● **EXERCISE DIRECTIONS**: Restate the full set of records exactly, word for word.

● **DATA**:
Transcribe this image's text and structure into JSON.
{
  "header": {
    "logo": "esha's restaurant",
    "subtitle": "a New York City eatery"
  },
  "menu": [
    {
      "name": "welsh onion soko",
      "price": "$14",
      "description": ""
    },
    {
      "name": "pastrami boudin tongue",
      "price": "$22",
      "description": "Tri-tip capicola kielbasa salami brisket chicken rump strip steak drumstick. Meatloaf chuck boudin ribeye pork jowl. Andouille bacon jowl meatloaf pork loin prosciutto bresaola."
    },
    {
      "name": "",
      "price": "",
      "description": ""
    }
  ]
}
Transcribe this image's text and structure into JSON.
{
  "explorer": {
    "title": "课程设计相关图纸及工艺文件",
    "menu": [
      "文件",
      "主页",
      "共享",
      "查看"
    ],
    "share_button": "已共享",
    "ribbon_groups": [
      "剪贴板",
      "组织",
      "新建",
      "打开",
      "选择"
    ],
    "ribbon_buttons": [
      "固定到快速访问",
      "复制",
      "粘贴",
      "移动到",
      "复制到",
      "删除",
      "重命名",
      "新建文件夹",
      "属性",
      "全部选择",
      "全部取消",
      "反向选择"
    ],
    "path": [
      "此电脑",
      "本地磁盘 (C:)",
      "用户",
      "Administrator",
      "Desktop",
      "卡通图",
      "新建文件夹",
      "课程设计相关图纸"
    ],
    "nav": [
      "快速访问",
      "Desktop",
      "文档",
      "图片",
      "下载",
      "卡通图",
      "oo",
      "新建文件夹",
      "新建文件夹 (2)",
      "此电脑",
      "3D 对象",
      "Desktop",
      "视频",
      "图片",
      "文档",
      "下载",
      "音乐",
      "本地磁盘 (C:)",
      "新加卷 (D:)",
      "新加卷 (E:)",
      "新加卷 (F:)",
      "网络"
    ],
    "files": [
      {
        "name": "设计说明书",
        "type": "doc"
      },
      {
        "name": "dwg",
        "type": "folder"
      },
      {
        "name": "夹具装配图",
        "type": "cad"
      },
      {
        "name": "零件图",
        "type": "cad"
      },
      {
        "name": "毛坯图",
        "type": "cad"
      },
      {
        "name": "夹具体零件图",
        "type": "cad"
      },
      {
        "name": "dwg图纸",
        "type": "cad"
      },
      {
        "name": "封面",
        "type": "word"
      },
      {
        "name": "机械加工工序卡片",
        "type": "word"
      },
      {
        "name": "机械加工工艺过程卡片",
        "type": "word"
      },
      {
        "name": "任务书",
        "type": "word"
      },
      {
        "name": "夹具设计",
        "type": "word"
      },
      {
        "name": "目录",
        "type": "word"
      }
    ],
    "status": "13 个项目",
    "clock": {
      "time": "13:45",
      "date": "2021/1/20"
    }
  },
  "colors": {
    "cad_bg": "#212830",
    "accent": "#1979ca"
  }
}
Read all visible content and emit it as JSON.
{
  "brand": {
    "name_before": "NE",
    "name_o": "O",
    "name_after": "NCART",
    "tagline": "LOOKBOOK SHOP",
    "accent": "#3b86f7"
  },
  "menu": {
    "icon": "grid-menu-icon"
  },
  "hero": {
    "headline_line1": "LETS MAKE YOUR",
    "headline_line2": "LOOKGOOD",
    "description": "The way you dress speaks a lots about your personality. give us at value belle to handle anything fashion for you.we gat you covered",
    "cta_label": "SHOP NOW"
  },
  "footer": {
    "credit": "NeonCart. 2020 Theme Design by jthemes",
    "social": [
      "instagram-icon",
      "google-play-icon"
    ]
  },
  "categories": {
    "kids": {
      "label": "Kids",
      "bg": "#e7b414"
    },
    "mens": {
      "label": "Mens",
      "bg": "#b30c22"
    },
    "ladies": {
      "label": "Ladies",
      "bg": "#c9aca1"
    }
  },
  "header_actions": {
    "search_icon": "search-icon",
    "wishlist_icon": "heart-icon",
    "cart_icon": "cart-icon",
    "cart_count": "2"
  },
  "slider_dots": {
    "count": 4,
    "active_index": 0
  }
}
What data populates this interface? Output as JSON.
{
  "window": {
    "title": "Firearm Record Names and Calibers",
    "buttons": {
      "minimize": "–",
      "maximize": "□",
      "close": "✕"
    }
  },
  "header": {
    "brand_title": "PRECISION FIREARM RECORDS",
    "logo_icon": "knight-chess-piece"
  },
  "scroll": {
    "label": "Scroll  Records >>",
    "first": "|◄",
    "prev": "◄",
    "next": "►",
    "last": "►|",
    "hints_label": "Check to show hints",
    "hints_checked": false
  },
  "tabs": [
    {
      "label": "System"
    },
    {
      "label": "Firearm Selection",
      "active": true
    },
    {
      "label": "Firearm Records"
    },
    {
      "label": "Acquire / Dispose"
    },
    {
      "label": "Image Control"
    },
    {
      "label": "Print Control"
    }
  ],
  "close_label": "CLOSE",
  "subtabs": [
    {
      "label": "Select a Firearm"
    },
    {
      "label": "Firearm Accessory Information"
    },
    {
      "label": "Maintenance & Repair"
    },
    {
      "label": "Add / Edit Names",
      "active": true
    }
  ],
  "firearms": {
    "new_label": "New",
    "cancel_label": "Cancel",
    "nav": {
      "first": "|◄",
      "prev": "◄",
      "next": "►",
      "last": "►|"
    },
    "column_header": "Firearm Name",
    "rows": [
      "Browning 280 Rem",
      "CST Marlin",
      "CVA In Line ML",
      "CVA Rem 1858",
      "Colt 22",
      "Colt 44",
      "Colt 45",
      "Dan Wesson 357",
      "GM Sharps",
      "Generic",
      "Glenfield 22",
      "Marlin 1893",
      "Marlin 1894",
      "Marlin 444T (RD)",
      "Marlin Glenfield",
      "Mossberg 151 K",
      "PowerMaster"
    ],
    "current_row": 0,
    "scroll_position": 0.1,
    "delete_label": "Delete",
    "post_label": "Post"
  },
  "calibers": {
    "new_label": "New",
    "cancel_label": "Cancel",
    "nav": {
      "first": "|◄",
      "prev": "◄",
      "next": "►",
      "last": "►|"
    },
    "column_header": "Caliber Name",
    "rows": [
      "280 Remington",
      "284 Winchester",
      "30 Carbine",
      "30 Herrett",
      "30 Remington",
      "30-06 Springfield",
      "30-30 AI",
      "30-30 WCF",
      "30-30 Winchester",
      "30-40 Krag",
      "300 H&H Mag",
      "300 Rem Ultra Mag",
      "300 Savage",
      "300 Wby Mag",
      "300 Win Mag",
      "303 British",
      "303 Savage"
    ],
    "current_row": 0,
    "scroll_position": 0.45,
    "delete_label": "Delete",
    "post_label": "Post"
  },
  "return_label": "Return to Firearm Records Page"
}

● **WRITTEN RESPONSE**:
Transcribe this image's text and structure into JSON.
{
  "header": {
    "logo": "esha's restaurant",
    "subtitle": "a New York City eatery"
  },
  "menu": [
    {
      "name": "welsh onion soko",
      "price": "$14",
      "description": ""
    },
    {
      "name": "pastrami boudin tongue",
      "price": "$22",
      "description": "Tri-tip capicola kielbasa salami brisket chicken rump strip steak drumstick. Meatloaf chuck boudin ribeye pork jowl. Andouille bacon jowl meatloaf pork loin prosciutto bresaola."
    },
    {
      "name": "",
      "price": "",
      "description": ""
    }
  ]
}
Transcribe this image's text and structure into JSON.
{
  "explorer": {
    "title": "课程设计相关图纸及工艺文件",
    "menu": [
      "文件",
      "主页",
      "共享",
      "查看"
    ],
    "share_button": "已共享",
    "ribbon_groups": [
      "剪贴板",
      "组织",
      "新建",
      "打开",
      "选择"
    ],
    "ribbon_buttons": [
      "固定到快速访问",
      "复制",
      "粘贴",
      "移动到",
      "复制到",
      "删除",
      "重命名",
      "新建文件夹",
      "属性",
      "全部选择",
      "全部取消",
      "反向选择"
    ],
    "path": [
      "此电脑",
      "本地磁盘 (C:)",
      "用户",
      "Administrator",
      "Desktop",
      "卡通图",
      "新建文件夹",
      "课程设计相关图纸"
    ],
    "nav": [
      "快速访问",
      "Desktop",
      "文档",
      "图片",
      "下载",
      "卡通图",
      "oo",
      "新建文件夹",
      "新建文件夹 (2)",
      "此电脑",
      "3D 对象",
      "Desktop",
      "视频",
      "图片",
      "文档",
      "下载",
      "音乐",
      "本地磁盘 (C:)",
      "新加卷 (D:)",
      "新加卷 (E:)",
      "新加卷 (F:)",
      "网络"
    ],
    "files": [
      {
        "name": "设计说明书",
        "type": "doc"
      },
      {
        "name": "dwg",
        "type": "folder"
      },
      {
        "name": "夹具装配图",
        "type": "cad"
      },
      {
        "name": "零件图",
        "type": "cad"
      },
      {
        "name": "毛坯图",
        "type": "cad"
      },
      {
        "name": "夹具体零件图",
        "type": "cad"
      },
      {
        "name": "dwg图纸",
        "type": "cad"
      },
      {
        "name": "封面",
        "type": "word"
      },
      {
        "name": "机械加工工序卡片",
        "type": "word"
      },
      {
        "name": "机械加工工艺过程卡片",
        "type": "word"
      },
      {
        "name": "任务书",
        "type": "word"
      },
      {
        "name": "夹具设计",
        "type": "word"
      },
      {
        "name": "目录",
        "type": "word"
      }
    ],
    "status": "13 个项目",
    "clock": {
      "time": "13:45",
      "date": "2021/1/20"
    }
  },
  "colors": {
    "cad_bg": "#212830",
    "accent": "#1979ca"
  }
}
Read all visible content and emit it as JSON.
{
  "brand": {
    "name_before": "NE",
    "name_o": "O",
    "name_after": "NCART",
    "tagline": "LOOKBOOK SHOP",
    "accent": "#3b86f7"
  },
  "menu": {
    "icon": "grid-menu-icon"
  },
  "hero": {
    "headline_line1": "LETS MAKE YOUR",
    "headline_line2": "LOOKGOOD",
    "description": "The way you dress speaks a lots about your personality. give us at value belle to handle anything fashion for you.we gat you covered",
    "cta_label": "SHOP NOW"
  },
  "footer": {
    "credit": "NeonCart. 2020 Theme Design by jthemes",
    "social": [
      "instagram-icon",
      "google-play-icon"
    ]
  },
  "categories": {
    "kids": {
      "label": "Kids",
      "bg": "#e7b414"
    },
    "mens": {
      "label": "Mens",
      "bg": "#b30c22"
    },
    "ladies": {
      "label": "Ladies",
      "bg": "#c9aca1"
    }
  },
  "header_actions": {
    "search_icon": "search-icon",
    "wishlist_icon": "heart-icon",
    "cart_icon": "cart-icon",
    "cart_count": "2"
  },
  "slider_dots": {
    "count": 4,
    "active_index": 0
  }
}
What data populates this interface? Output as JSON.
{
  "window": {
    "title": "Firearm Record Names and Calibers",
    "buttons": {
      "minimize": "–",
      "maximize": "□",
      "close": "✕"
    }
  },
  "header": {
    "brand_title": "PRECISION FIREARM RECORDS",
    "logo_icon": "knight-chess-piece"
  },
  "scroll": {
    "label": "Scroll  Records >>",
    "first": "|◄",
    "prev": "◄",
    "next": "►",
    "last": "►|",
    "hints_label": "Check to show hints",
    "hints_checked": false
  },
  "tabs": [
    {
      "label": "System"
    },
    {
      "label": "Firearm Selection",
      "active": true
    },
    {
      "label": "Firearm Records"
    },
    {
      "label": "Acquire / Dispose"
    },
    {
      "label": "Image Control"
    },
    {
      "label": "Print Control"
    }
  ],
  "close_label": "CLOSE",
  "subtabs": [
    {
      "label": "Select a Firearm"
    },
    {
      "label": "Firearm Accessory Information"
    },
    {
      "label": "Maintenance & Repair"
    },
    {
      "label": "Add / Edit Names",
      "active": true
    }
  ],
  "firearms": {
    "new_label": "New",
    "cancel_label": "Cancel",
    "nav": {
      "first": "|◄",
      "prev": "◄",
      "next": "►",
      "last": "►|"
    },
    "column_header": "Firearm Name",
    "rows": [
      "Browning 280 Rem",
      "CST Marlin",
      "CVA In Line ML",
      "CVA Rem 1858",
      "Colt 22",
      "Colt 44",
      "Colt 45",
      "Dan Wesson 357",
      "GM Sharps",
      "Generic",
      "Glenfield 22",
      "Marlin 1893",
      "Marlin 1894",
      "Marlin 444T (RD)",
      "Marlin Glenfield",
      "Mossberg 151 K",
      "PowerMaster"
    ],
    "current_row": 0,
    "scroll_position": 0.1,
    "delete_label": "Delete",
    "post_label": "Post"
  },
  "calibers": {
    "new_label": "New",
    "cancel_label": "Cancel",
    "nav": {
      "first": "|◄",
      "prev": "◄",
      "next": "►",
      "last": "►|"
    },
    "column_header": "Caliber Name",
    "rows": [
      "280 Remington",
      "284 Winchester",
      "30 Carbine",
      "30 Herrett",
      "30 Remington",
      "30-06 Springfield",
      "30-30 AI",
      "30-30 WCF",
      "30-30 Winchester",
      "30-40 Krag",
      "300 H&H Mag",
      "300 Rem Ultra Mag",
      "300 Savage",
      "300 Wby Mag",
      "300 Win Mag",
      "303 British",
      "303 Savage"
    ],
    "current_row": 0,
    "scroll_position": 0.45,
    "delete_label": "Delete",
    "post_label": "Post"
  },
  "return_label": "Return to Firearm Records Page"
}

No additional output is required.